### [Task directions]
In your copy, reproduce the entries exactly as they are, minus the images.
** START Stored records **
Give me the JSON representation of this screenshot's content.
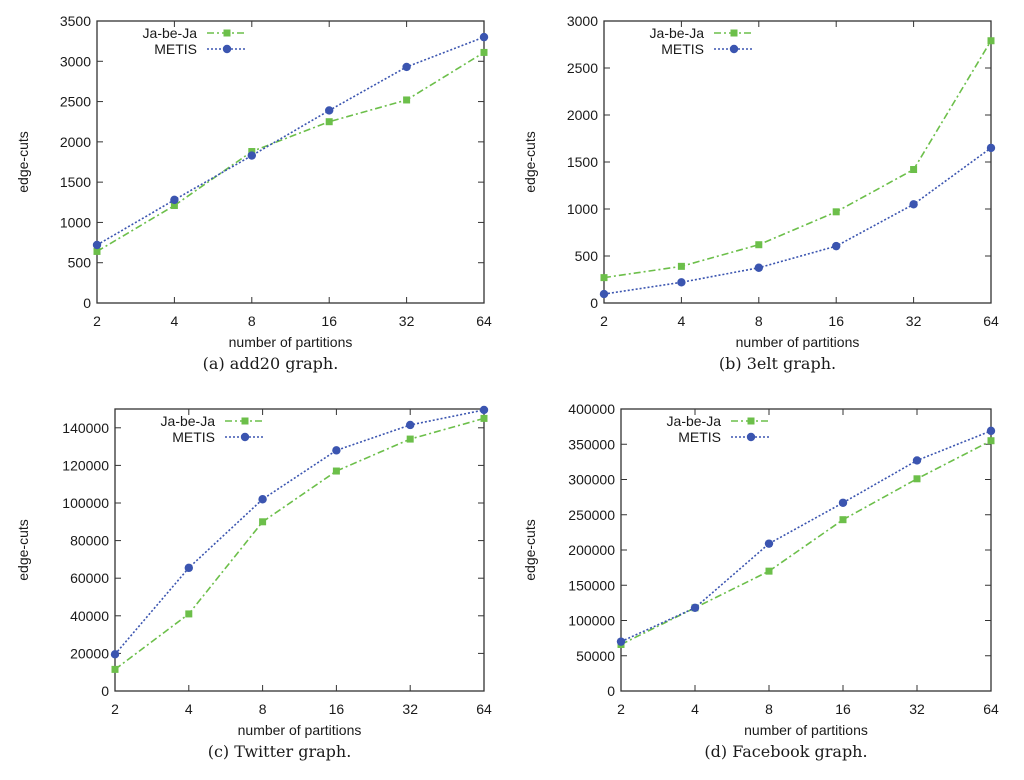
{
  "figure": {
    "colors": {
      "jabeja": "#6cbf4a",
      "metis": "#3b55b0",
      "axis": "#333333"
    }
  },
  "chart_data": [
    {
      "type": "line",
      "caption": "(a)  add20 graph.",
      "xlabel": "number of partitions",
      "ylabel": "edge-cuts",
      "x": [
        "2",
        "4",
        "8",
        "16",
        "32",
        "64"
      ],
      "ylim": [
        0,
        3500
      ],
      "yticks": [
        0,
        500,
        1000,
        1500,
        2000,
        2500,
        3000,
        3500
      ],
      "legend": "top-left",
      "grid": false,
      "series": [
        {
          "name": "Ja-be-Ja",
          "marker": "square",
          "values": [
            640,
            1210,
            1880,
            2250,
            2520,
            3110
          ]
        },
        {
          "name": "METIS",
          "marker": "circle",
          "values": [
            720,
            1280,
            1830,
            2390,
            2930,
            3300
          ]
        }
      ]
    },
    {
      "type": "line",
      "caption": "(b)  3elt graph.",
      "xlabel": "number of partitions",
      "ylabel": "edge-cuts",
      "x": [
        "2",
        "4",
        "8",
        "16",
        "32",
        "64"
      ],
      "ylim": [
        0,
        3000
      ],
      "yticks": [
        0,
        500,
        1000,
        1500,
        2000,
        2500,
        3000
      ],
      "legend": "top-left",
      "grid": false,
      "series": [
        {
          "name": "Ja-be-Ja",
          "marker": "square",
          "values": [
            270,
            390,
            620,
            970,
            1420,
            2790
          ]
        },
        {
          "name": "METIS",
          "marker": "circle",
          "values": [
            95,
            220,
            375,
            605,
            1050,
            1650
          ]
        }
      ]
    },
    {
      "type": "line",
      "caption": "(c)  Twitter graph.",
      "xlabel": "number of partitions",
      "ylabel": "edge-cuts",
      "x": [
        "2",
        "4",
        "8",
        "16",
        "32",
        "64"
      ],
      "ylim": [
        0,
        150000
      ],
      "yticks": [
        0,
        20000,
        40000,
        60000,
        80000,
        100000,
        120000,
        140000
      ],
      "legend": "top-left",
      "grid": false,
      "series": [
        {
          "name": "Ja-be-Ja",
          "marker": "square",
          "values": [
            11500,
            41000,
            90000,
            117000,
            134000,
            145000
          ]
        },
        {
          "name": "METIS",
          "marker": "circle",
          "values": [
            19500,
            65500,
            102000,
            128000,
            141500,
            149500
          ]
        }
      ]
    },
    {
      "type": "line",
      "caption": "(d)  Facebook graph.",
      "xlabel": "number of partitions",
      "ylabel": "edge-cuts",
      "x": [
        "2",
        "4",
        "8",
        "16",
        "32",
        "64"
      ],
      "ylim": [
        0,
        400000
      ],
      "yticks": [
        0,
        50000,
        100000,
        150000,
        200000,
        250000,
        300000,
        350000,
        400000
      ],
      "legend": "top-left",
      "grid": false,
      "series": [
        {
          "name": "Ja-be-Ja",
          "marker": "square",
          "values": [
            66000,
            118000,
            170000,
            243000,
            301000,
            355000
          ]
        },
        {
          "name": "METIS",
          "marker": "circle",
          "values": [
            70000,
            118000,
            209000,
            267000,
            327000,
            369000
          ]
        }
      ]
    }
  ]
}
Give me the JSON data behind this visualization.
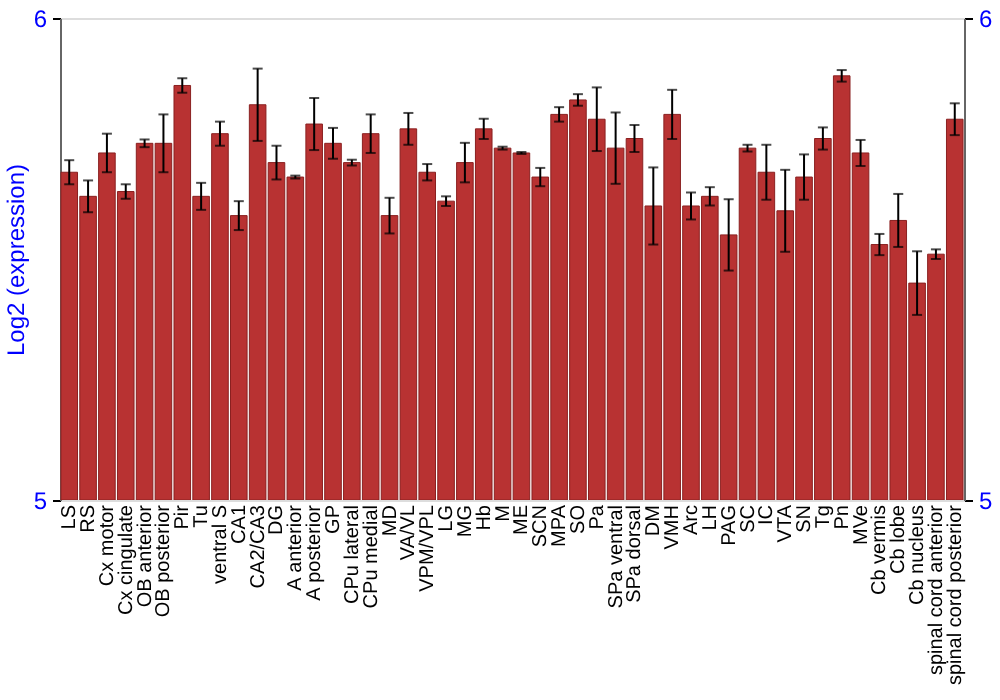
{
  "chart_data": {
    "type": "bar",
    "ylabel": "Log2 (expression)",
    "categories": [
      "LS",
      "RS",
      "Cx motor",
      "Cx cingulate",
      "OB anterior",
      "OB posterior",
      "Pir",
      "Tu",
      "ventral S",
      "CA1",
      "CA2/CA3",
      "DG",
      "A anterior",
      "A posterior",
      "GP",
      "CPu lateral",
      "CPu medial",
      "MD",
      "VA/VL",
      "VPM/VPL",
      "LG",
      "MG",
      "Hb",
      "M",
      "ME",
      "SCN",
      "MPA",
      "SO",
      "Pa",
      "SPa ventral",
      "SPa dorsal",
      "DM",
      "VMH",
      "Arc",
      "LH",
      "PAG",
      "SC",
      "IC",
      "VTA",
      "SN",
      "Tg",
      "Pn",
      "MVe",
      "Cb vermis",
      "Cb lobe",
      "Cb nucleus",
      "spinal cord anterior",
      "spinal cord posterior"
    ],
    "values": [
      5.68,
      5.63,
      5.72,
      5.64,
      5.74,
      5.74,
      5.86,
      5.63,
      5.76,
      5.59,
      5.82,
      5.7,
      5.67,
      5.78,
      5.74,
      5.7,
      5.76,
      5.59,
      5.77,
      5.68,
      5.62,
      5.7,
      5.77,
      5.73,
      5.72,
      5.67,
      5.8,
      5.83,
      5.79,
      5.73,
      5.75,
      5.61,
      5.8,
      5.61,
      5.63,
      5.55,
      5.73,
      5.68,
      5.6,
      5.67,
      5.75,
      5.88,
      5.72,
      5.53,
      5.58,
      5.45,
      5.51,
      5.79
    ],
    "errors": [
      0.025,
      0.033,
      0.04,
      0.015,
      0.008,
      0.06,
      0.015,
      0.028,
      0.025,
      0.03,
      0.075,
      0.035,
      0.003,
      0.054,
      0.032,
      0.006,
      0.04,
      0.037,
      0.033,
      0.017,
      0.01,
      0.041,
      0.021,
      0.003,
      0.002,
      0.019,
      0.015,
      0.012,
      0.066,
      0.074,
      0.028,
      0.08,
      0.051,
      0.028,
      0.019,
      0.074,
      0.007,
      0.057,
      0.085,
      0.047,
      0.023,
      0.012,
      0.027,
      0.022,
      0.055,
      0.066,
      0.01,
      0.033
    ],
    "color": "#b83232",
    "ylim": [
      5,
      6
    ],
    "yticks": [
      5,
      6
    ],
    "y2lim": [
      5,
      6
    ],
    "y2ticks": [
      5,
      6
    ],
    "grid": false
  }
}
** END Stored records **
### [The completed task]
Give me the JSON representation of this screenshot's content.
{
  "figure": {
    "colors": {
      "jabeja": "#6cbf4a",
      "metis": "#3b55b0",
      "axis": "#333333"
    }
  },
  "chart_data": [
    {
      "type": "line",
      "caption": "(a)  add20 graph.",
      "xlabel": "number of partitions",
      "ylabel": "edge-cuts",
      "x": [
        "2",
        "4",
        "8",
        "16",
        "32",
        "64"
      ],
      "ylim": [
        0,
        3500
      ],
      "yticks": [
        0,
        500,
        1000,
        1500,
        2000,
        2500,
        3000,
        3500
      ],
      "legend": "top-left",
      "grid": false,
      "series": [
        {
          "name": "Ja-be-Ja",
          "marker": "square",
          "values": [
            640,
            1210,
            1880,
            2250,
            2520,
            3110
          ]
        },
        {
          "name": "METIS",
          "marker": "circle",
          "values": [
            720,
            1280,
            1830,
            2390,
            2930,
            3300
          ]
        }
      ]
    },
    {
      "type": "line",
      "caption": "(b)  3elt graph.",
      "xlabel": "number of partitions",
      "ylabel": "edge-cuts",
      "x": [
        "2",
        "4",
        "8",
        "16",
        "32",
        "64"
      ],
      "ylim": [
        0,
        3000
      ],
      "yticks": [
        0,
        500,
        1000,
        1500,
        2000,
        2500,
        3000
      ],
      "legend": "top-left",
      "grid": false,
      "series": [
        {
          "name": "Ja-be-Ja",
          "marker": "square",
          "values": [
            270,
            390,
            620,
            970,
            1420,
            2790
          ]
        },
        {
          "name": "METIS",
          "marker": "circle",
          "values": [
            95,
            220,
            375,
            605,
            1050,
            1650
          ]
        }
      ]
    },
    {
      "type": "line",
      "caption": "(c)  Twitter graph.",
      "xlabel": "number of partitions",
      "ylabel": "edge-cuts",
      "x": [
        "2",
        "4",
        "8",
        "16",
        "32",
        "64"
      ],
      "ylim": [
        0,
        150000
      ],
      "yticks": [
        0,
        20000,
        40000,
        60000,
        80000,
        100000,
        120000,
        140000
      ],
      "legend": "top-left",
      "grid": false,
      "series": [
        {
          "name": "Ja-be-Ja",
          "marker": "square",
          "values": [
            11500,
            41000,
            90000,
            117000,
            134000,
            145000
          ]
        },
        {
          "name": "METIS",
          "marker": "circle",
          "values": [
            19500,
            65500,
            102000,
            128000,
            141500,
            149500
          ]
        }
      ]
    },
    {
      "type": "line",
      "caption": "(d)  Facebook graph.",
      "xlabel": "number of partitions",
      "ylabel": "edge-cuts",
      "x": [
        "2",
        "4",
        "8",
        "16",
        "32",
        "64"
      ],
      "ylim": [
        0,
        400000
      ],
      "yticks": [
        0,
        50000,
        100000,
        150000,
        200000,
        250000,
        300000,
        350000,
        400000
      ],
      "legend": "top-left",
      "grid": false,
      "series": [
        {
          "name": "Ja-be-Ja",
          "marker": "square",
          "values": [
            66000,
            118000,
            170000,
            243000,
            301000,
            355000
          ]
        },
        {
          "name": "METIS",
          "marker": "circle",
          "values": [
            70000,
            118000,
            209000,
            267000,
            327000,
            369000
          ]
        }
      ]
    }
  ]
}
Give me the JSON data behind this visualization.
{
  "chart_data": {
    "type": "bar",
    "ylabel": "Log2 (expression)",
    "categories": [
      "LS",
      "RS",
      "Cx motor",
      "Cx cingulate",
      "OB anterior",
      "OB posterior",
      "Pir",
      "Tu",
      "ventral S",
      "CA1",
      "CA2/CA3",
      "DG",
      "A anterior",
      "A posterior",
      "GP",
      "CPu lateral",
      "CPu medial",
      "MD",
      "VA/VL",
      "VPM/VPL",
      "LG",
      "MG",
      "Hb",
      "M",
      "ME",
      "SCN",
      "MPA",
      "SO",
      "Pa",
      "SPa ventral",
      "SPa dorsal",
      "DM",
      "VMH",
      "Arc",
      "LH",
      "PAG",
      "SC",
      "IC",
      "VTA",
      "SN",
      "Tg",
      "Pn",
      "MVe",
      "Cb vermis",
      "Cb lobe",
      "Cb nucleus",
      "spinal cord anterior",
      "spinal cord posterior"
    ],
    "values": [
      5.68,
      5.63,
      5.72,
      5.64,
      5.74,
      5.74,
      5.86,
      5.63,
      5.76,
      5.59,
      5.82,
      5.7,
      5.67,
      5.78,
      5.74,
      5.7,
      5.76,
      5.59,
      5.77,
      5.68,
      5.62,
      5.7,
      5.77,
      5.73,
      5.72,
      5.67,
      5.8,
      5.83,
      5.79,
      5.73,
      5.75,
      5.61,
      5.8,
      5.61,
      5.63,
      5.55,
      5.73,
      5.68,
      5.6,
      5.67,
      5.75,
      5.88,
      5.72,
      5.53,
      5.58,
      5.45,
      5.51,
      5.79
    ],
    "errors": [
      0.025,
      0.033,
      0.04,
      0.015,
      0.008,
      0.06,
      0.015,
      0.028,
      0.025,
      0.03,
      0.075,
      0.035,
      0.003,
      0.054,
      0.032,
      0.006,
      0.04,
      0.037,
      0.033,
      0.017,
      0.01,
      0.041,
      0.021,
      0.003,
      0.002,
      0.019,
      0.015,
      0.012,
      0.066,
      0.074,
      0.028,
      0.08,
      0.051,
      0.028,
      0.019,
      0.074,
      0.007,
      0.057,
      0.085,
      0.047,
      0.023,
      0.012,
      0.027,
      0.022,
      0.055,
      0.066,
      0.01,
      0.033
    ],
    "color": "#b83232",
    "ylim": [
      5,
      6
    ],
    "yticks": [
      5,
      6
    ],
    "y2lim": [
      5,
      6
    ],
    "y2ticks": [
      5,
      6
    ],
    "grid": false
  }
}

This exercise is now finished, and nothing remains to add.